» **DATA FOR THIS TASK**:
========
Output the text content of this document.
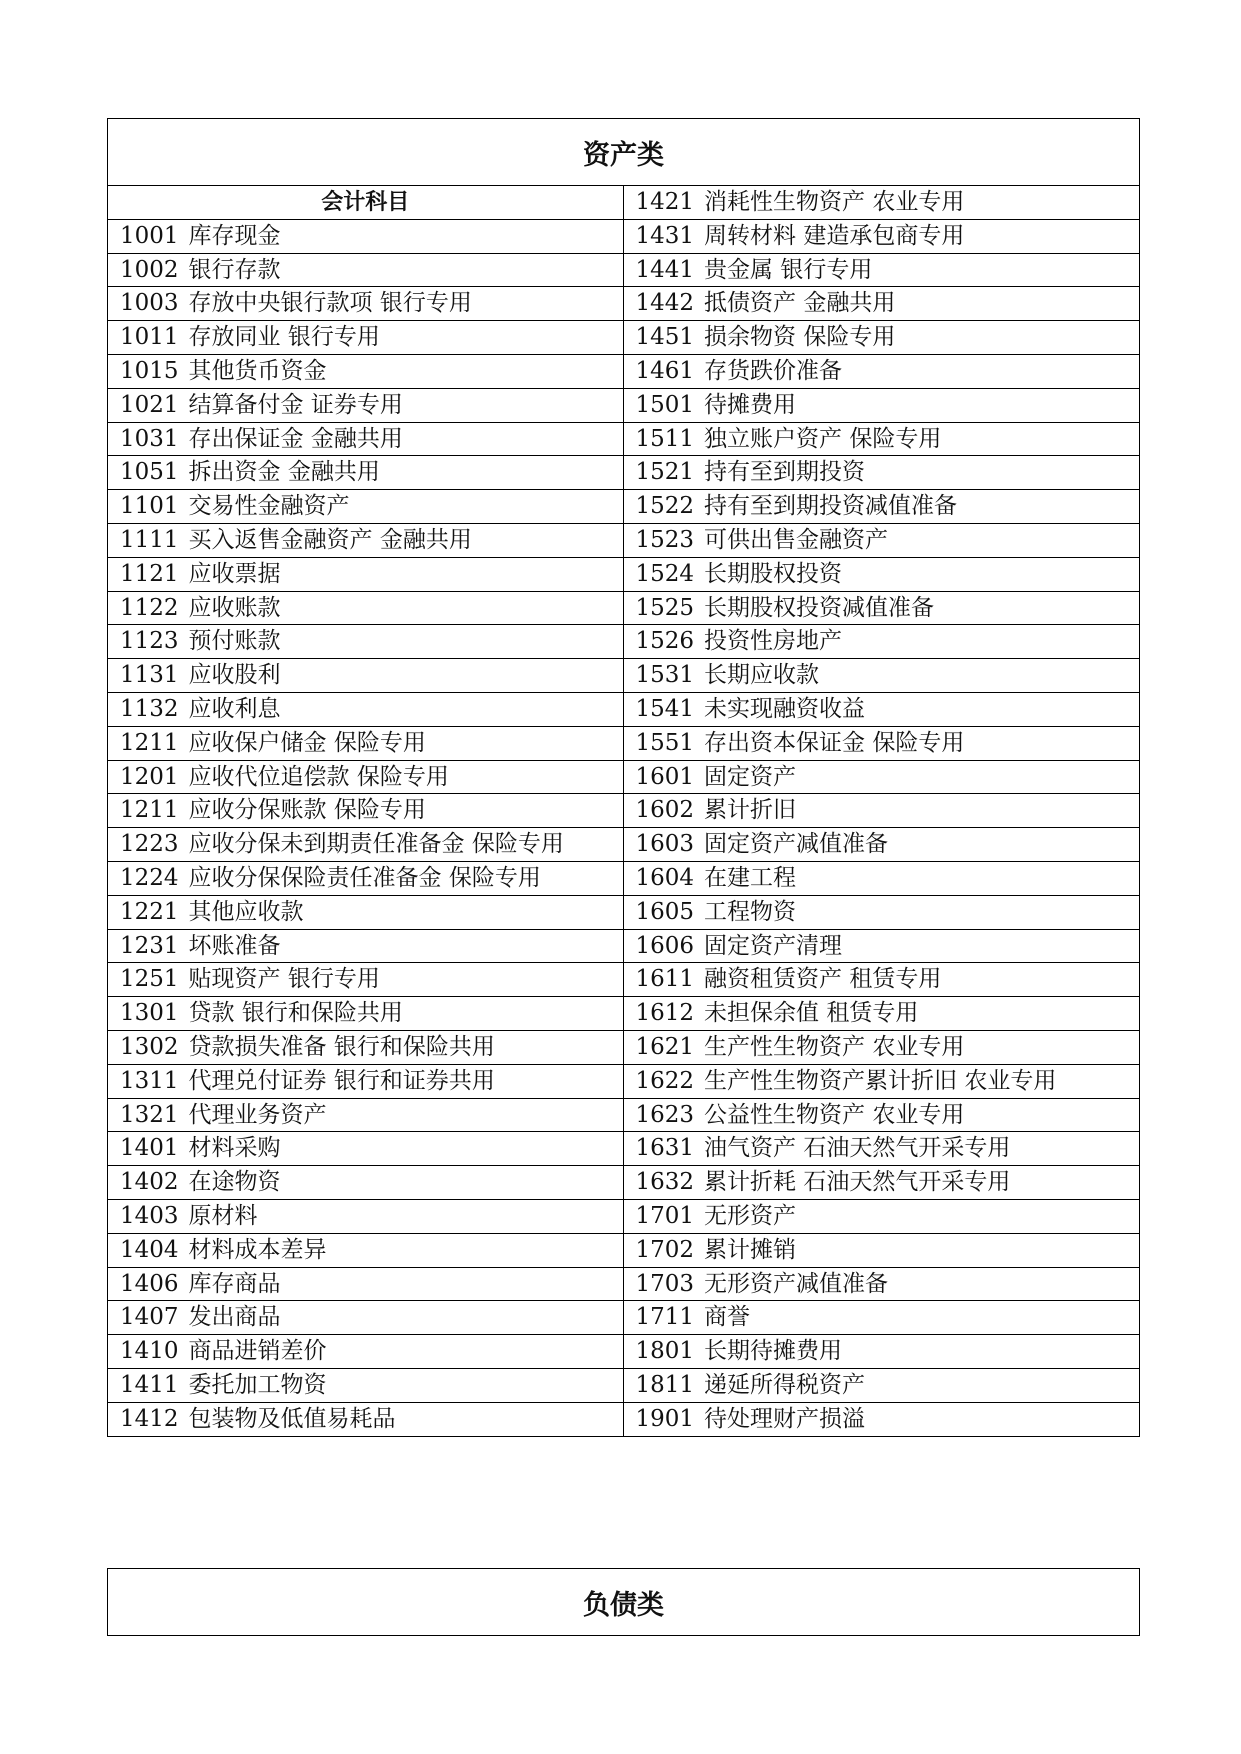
资产类
会计科目
1001 库存现金
1002 银行存款
1003 存放中央银行款项 银行专用
1011 存放同业 银行专用
1015 其他货币资金
1021 结算备付金 证券专用
1031 存出保证金 金融共用
1051 拆出资金 金融共用
1101 交易性金融资产
1111 买入返售金融资产 金融共用
1121 应收票据
1122 应收账款
1123 预付账款
1131 应收股利
1132 应收利息
1211 应收保户储金 保险专用
1201 应收代位追偿款 保险专用
1211 应收分保账款 保险专用
1223 应收分保未到期责任准备金 保险专用
1224 应收分保保险责任准备金 保险专用
1221 其他应收款
1231 坏账准备
1251 贴现资产 银行专用
1301 贷款 银行和保险共用
1302 贷款损失准备 银行和保险共用
1311 代理兑付证券 银行和证券共用
1321 代理业务资产
1401 材料采购
1402 在途物资
1403 原材料
1404 材料成本差异
1406 库存商品
1407 发出商品
1410 商品进销差价
1411 委托加工物资
1412 包装物及低值易耗品
1421 消耗性生物资产 农业专用
1431 周转材料 建造承包商专用
1441 贵金属 银行专用
1442 抵债资产 金融共用
1451 损余物资 保险专用
1461 存货跌价准备
1501 待摊费用
1511 独立账户资产 保险专用
1521 持有至到期投资
1522 持有至到期投资减值准备
1523 可供出售金融资产
1524 长期股权投资
1525 长期股权投资减值准备
1526 投资性房地产
1531 长期应收款
1541 未实现融资收益
1551 存出资本保证金 保险专用
1601 固定资产
1602 累计折旧
1603 固定资产减值准备
1604 在建工程
1605 工程物资
1606 固定资产清理
1611 融资租赁资产 租赁专用
1612 未担保余值 租赁专用
1621 生产性生物资产 农业专用
1622 生产性生物资产累计折旧 农业专用
1623 公益性生物资产 农业专用
1631 油气资产 石油天然气开采专用
1632 累计折耗 石油天然气开采专用
1701 无形资产
1702 累计摊销
1703 无形资产减值准备
1711 商誉
1801 长期待摊费用
1811 递延所得税资产
1901 待处理财产损溢
负债类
========
» **WRITTEN TASK**:
All lines above with "银行和保险共用" in them should be returned.

» **SOLVED EXERCISE**:
1301 贷款 银行和保险共用
1302 贷款损失准备 银行和保险共用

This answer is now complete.